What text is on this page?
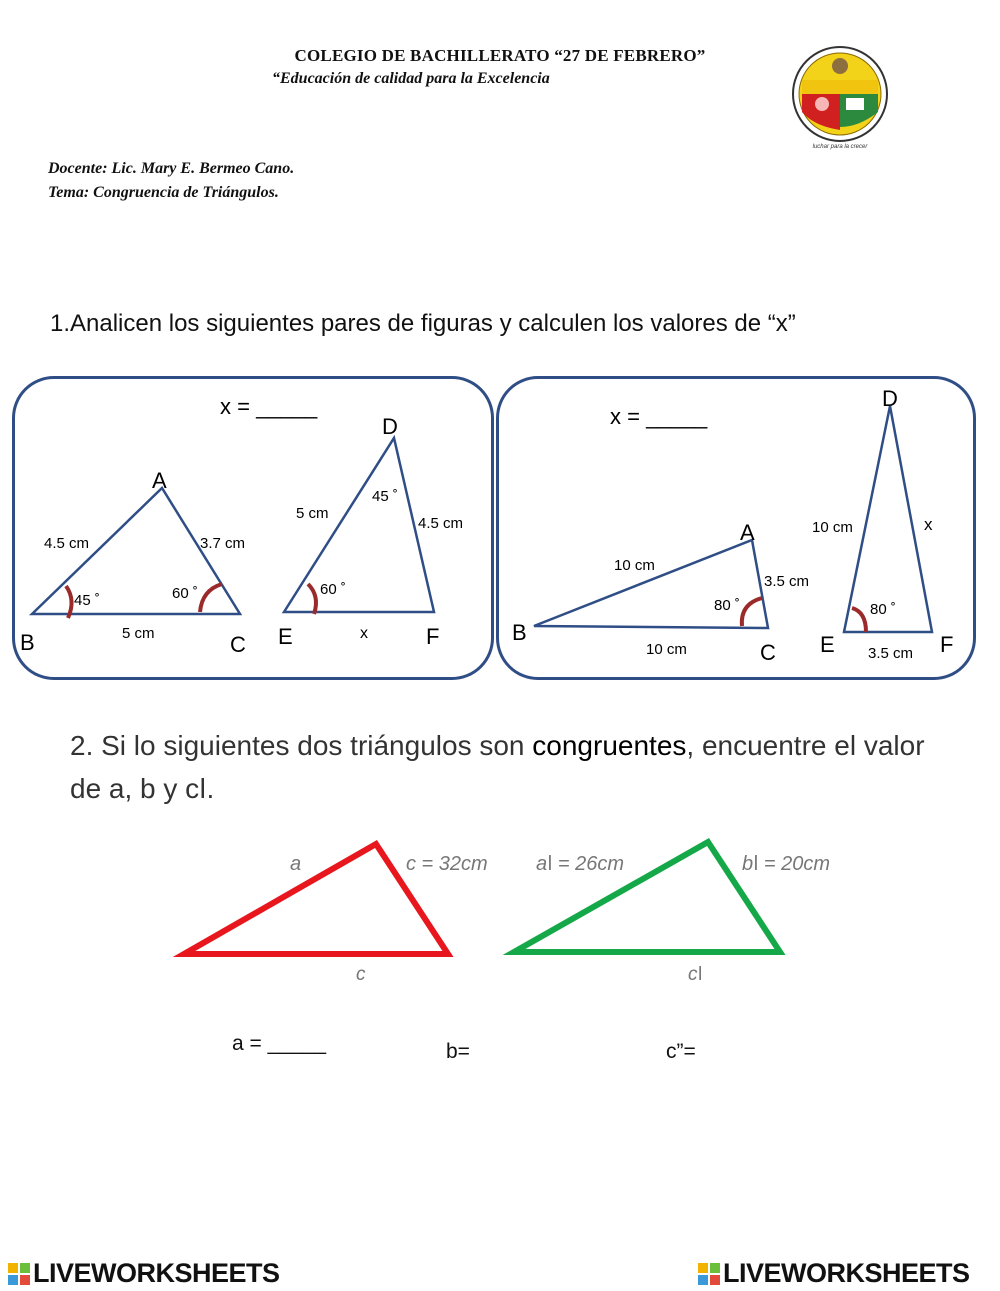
COLEGIO DE BACHILLERATO “27 DE FEBRERO”
“Educación de calidad para la Excelencia
Docente: Lic. Mary E. Bermeo Cano.
Tema: Congruencia de Triángulos.
luchar para la crecer
1.Analicen los siguientes pares de figuras y calculen los valores de “x”
x = _____
A
B	C
4.5 cm	3.7 cm
5 cm
45 ˚	60 ˚
D
E	F
5 cm
4.5 cm
x
45 ˚
60 ˚
x = _____
A
B
C
10 cm
3.5 cm
10 cm
80 ˚
D
E	F
10 cm	x
3.5 cm
80 ˚
2. Si lo siguientes dos triángulos son congruentes, encuentre el valor de a, b y cǀ.
a	c = 32cm
c
aǀ = 26cm	bǀ = 20cm
cǀ
a = _____	b=	c”=
LIVEWORKSHEETS	LIVEWORKSHEETS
------------------------------
> _Task statement_
Every line above should be returned word for word, with the pictures left behind.

> _Task solution_
What text is on this page?
COLEGIO DE BACHILLERATO “27 DE FEBRERO”
“Educación de calidad para la Excelencia
Docente: Lic. Mary E. Bermeo Cano.
Tema: Congruencia de Triángulos.
luchar para la crecer
1.Analicen los siguientes pares de figuras y calculen los valores de “x”
x = _____
A
B	C
4.5 cm	3.7 cm
5 cm
45 ˚	60 ˚
D
E	F
5 cm
4.5 cm
x
45 ˚
60 ˚
x = _____
A
B
C
10 cm
3.5 cm
10 cm
80 ˚
D
E	F
10 cm	x
3.5 cm
80 ˚
2. Si lo siguientes dos triángulos son congruentes, encuentre el valor de a, b y cǀ.
a	c = 32cm
c
aǀ = 26cm	bǀ = 20cm
cǀ
a = _____	b=	c”=
LIVEWORKSHEETS	LIVEWORKSHEETS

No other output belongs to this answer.